[GIVEN DATA]
---
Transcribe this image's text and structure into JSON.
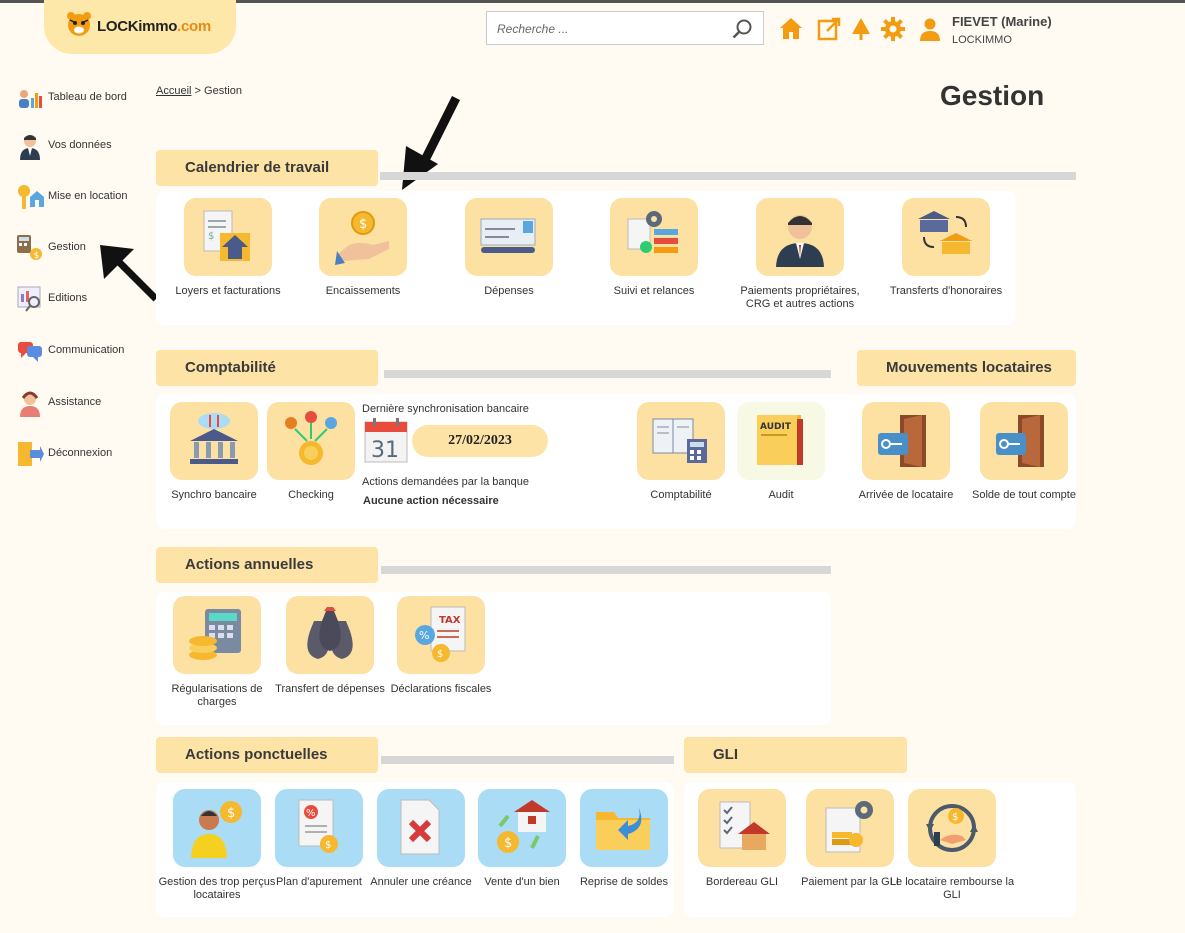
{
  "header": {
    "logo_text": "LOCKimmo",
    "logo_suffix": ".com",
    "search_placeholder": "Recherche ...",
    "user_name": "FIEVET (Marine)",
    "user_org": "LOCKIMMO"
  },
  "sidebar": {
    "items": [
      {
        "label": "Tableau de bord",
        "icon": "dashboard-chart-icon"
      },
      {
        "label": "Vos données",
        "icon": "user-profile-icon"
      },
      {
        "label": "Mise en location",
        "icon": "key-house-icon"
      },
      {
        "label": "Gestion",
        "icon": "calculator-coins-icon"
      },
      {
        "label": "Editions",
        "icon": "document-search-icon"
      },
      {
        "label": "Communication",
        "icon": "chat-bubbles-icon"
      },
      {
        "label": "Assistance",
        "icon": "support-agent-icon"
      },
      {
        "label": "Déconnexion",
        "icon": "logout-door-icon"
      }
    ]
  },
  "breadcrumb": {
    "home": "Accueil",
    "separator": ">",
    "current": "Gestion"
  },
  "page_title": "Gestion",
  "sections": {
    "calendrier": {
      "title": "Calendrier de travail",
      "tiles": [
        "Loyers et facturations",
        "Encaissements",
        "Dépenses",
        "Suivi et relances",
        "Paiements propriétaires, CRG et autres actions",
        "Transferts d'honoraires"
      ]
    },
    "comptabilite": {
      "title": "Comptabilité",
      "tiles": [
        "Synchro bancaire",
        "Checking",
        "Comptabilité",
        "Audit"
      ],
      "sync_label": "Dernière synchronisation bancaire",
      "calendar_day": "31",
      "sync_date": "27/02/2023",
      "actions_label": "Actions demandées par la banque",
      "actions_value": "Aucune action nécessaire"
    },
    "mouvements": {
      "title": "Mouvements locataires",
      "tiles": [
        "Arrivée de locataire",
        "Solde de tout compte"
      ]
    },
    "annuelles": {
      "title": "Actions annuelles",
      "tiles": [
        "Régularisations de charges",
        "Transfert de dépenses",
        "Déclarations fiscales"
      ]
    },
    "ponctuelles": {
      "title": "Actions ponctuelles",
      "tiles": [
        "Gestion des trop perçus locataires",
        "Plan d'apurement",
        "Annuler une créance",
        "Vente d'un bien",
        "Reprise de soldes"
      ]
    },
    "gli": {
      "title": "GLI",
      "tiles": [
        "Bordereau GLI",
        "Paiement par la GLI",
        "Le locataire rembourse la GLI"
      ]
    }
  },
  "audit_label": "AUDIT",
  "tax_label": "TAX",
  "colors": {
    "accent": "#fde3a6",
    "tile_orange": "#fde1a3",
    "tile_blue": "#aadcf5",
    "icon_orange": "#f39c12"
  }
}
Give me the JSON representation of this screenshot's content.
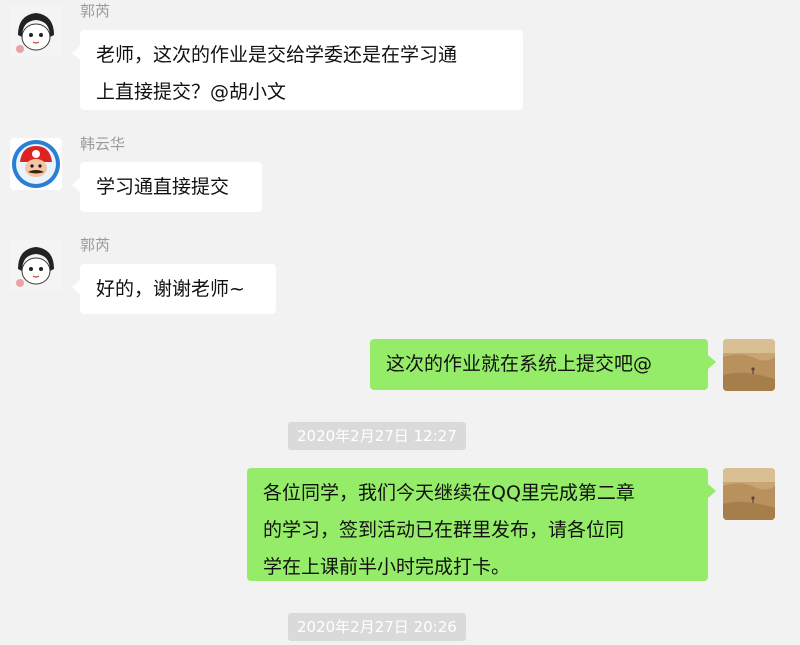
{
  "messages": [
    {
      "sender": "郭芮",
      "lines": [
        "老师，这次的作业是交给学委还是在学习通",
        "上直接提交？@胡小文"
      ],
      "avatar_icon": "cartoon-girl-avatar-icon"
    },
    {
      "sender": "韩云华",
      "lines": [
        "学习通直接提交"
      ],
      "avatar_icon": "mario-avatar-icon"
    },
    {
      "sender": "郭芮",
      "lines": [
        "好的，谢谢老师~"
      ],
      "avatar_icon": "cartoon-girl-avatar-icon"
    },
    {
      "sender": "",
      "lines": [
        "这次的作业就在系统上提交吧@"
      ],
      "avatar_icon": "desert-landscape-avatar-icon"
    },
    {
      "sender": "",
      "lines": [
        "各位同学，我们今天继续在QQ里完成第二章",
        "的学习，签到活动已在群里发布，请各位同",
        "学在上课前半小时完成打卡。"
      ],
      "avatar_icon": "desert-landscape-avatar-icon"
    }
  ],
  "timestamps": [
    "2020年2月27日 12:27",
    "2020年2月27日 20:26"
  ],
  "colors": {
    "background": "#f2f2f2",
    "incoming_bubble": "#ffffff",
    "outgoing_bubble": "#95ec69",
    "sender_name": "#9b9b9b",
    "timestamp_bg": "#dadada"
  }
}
---
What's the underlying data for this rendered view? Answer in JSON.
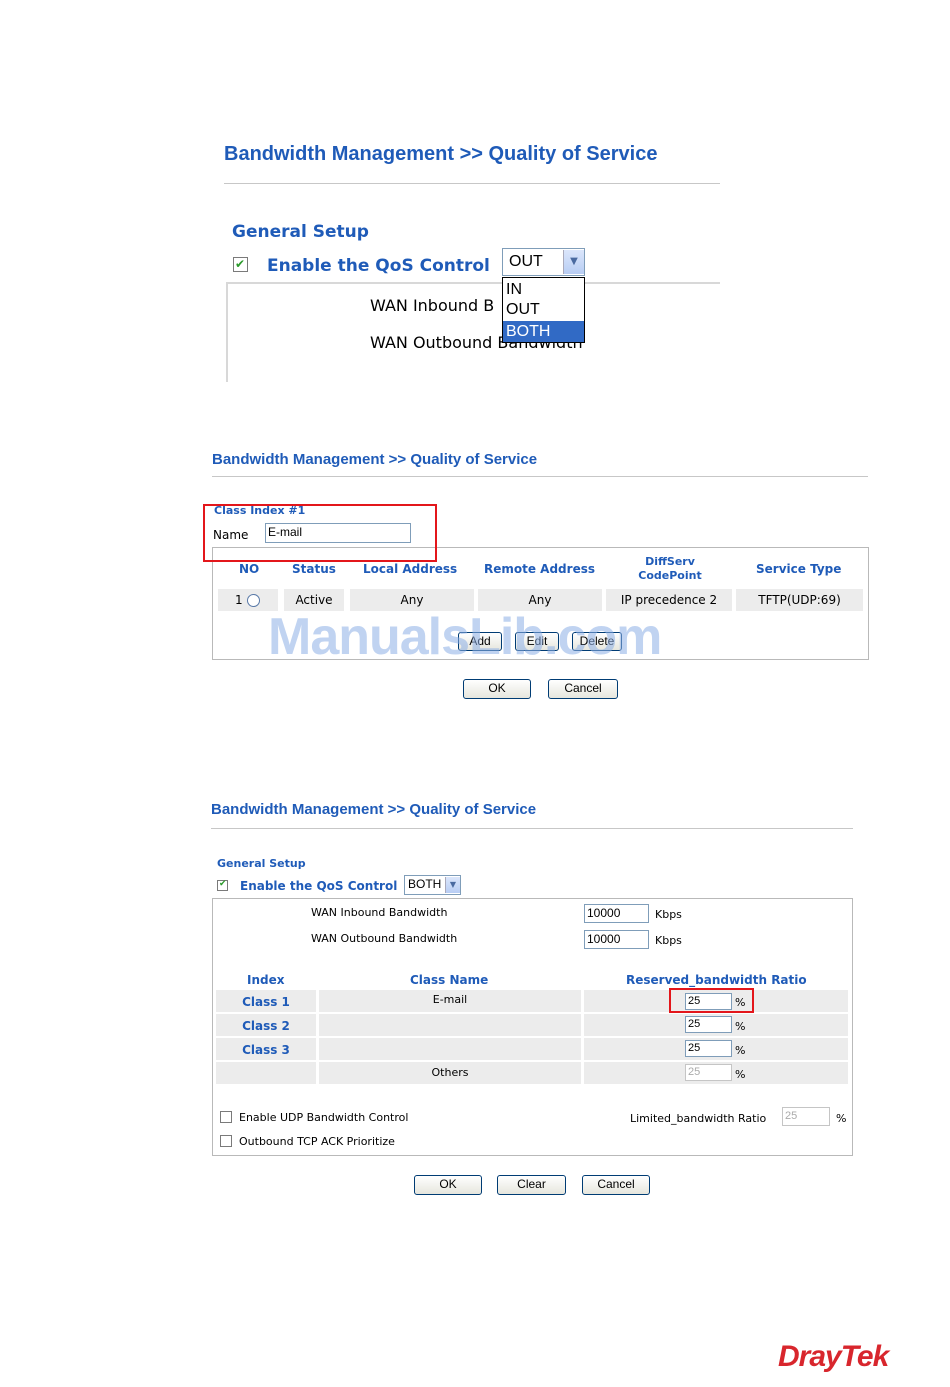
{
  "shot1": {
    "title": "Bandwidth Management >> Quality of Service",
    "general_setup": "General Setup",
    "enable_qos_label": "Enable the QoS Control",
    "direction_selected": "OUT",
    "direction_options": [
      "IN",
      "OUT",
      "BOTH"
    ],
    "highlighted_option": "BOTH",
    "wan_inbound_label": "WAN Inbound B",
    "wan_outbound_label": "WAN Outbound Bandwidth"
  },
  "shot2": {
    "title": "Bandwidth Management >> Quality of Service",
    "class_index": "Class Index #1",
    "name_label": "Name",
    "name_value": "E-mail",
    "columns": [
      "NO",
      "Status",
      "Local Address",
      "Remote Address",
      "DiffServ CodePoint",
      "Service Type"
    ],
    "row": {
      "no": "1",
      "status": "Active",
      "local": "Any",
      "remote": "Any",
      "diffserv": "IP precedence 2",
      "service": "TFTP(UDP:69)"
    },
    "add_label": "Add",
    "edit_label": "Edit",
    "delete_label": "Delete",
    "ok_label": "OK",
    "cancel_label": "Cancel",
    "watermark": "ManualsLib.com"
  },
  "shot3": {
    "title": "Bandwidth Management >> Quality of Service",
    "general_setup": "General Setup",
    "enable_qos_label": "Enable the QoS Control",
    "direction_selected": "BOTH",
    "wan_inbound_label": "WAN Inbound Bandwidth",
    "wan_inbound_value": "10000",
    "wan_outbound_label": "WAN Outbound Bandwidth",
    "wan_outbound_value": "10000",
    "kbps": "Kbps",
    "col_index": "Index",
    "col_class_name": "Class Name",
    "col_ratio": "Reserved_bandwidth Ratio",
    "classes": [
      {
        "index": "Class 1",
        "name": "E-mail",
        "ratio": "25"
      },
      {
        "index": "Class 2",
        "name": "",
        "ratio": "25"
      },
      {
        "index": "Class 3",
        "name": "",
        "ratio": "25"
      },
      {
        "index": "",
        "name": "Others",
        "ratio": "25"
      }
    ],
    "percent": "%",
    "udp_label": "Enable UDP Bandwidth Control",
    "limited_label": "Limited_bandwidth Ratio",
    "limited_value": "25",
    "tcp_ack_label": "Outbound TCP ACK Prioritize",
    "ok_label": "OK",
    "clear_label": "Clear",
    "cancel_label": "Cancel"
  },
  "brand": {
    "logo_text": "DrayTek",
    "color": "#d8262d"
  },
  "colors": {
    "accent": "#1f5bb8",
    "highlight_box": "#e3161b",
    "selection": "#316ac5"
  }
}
---
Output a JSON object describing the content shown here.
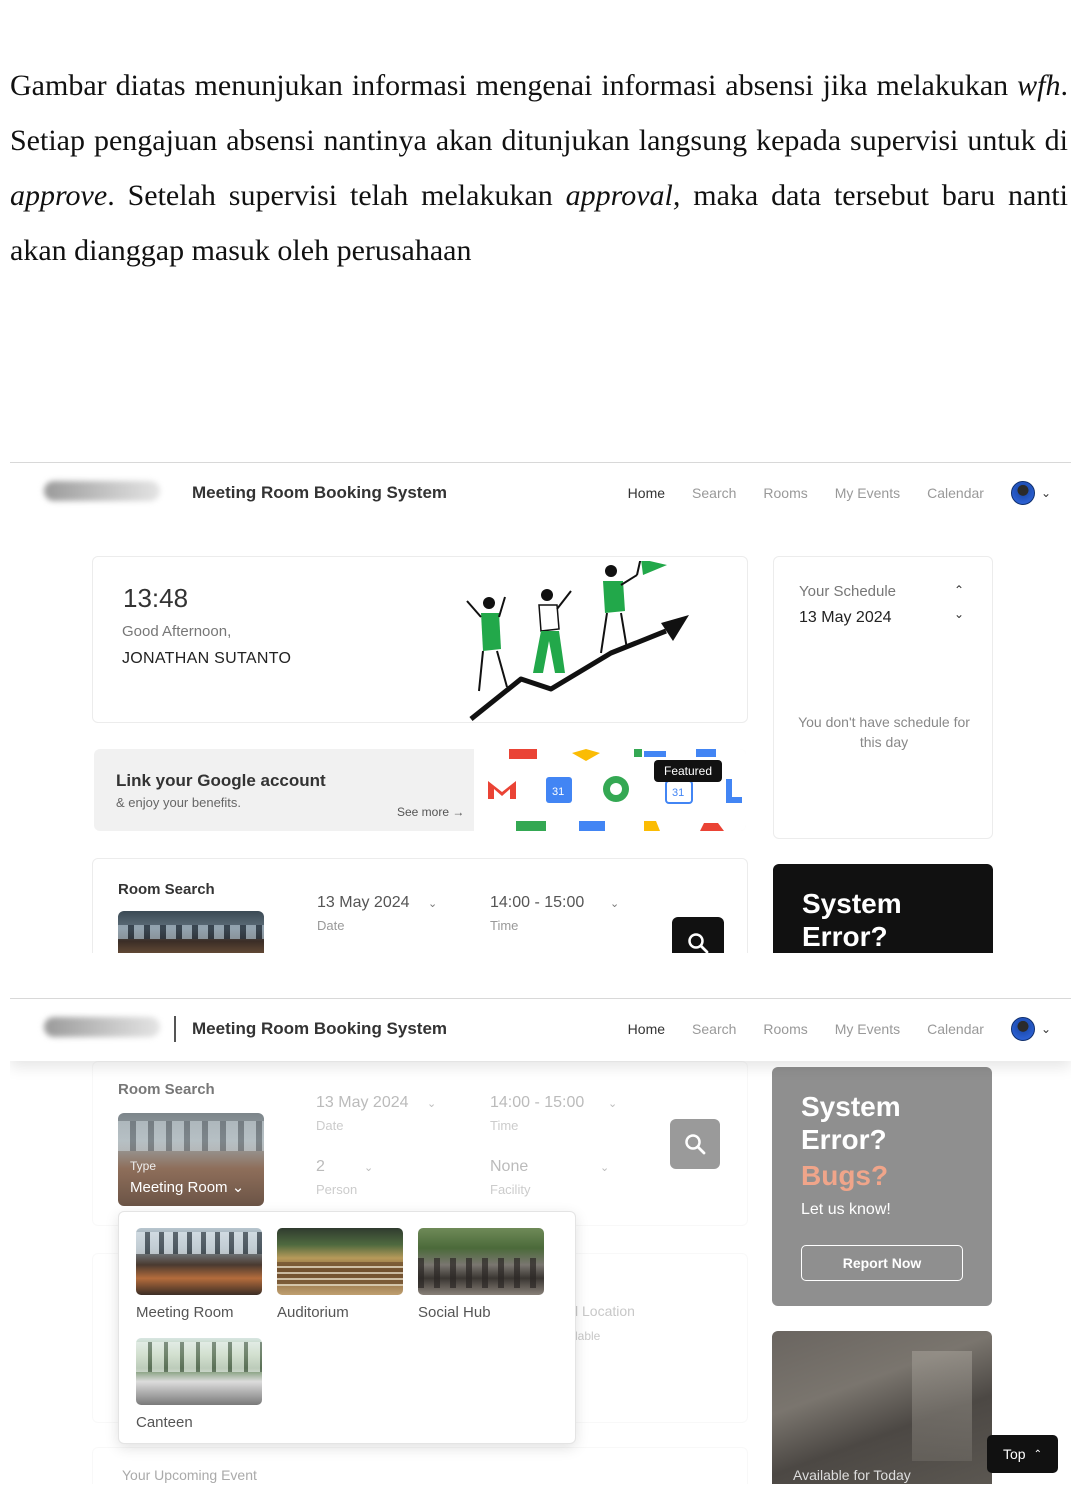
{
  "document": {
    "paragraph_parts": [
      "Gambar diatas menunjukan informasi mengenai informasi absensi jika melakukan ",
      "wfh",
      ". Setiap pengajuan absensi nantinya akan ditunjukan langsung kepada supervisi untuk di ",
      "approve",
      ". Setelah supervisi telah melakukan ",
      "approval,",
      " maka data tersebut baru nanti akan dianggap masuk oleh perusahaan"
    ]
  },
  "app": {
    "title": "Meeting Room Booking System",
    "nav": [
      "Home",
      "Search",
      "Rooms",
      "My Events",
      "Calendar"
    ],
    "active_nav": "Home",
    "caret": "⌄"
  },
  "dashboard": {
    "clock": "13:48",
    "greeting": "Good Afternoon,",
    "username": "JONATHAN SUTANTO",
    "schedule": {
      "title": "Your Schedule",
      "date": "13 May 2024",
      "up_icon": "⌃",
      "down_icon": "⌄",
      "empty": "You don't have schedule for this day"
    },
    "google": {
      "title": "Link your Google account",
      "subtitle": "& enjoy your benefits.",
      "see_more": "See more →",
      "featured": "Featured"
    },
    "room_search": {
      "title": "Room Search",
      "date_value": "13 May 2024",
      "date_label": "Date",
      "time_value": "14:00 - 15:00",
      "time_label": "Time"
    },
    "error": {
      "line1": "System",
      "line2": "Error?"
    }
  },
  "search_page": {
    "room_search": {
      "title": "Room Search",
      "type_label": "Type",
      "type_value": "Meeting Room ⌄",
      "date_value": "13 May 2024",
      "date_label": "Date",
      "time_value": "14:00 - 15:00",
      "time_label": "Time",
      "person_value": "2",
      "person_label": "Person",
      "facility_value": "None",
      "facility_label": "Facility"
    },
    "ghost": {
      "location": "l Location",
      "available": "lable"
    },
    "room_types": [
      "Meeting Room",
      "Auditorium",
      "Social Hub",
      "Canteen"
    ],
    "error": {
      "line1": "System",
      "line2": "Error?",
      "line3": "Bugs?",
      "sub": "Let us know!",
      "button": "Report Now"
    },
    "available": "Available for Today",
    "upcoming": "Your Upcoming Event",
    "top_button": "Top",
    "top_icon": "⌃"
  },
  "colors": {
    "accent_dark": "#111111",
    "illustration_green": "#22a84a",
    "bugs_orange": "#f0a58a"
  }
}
---
[PROBLEM REQUIREMENTS] Count the lines in the entries that hold the word "available", and give nothing but the total.

[SOLUTION FOR THIS EXERCISE] 2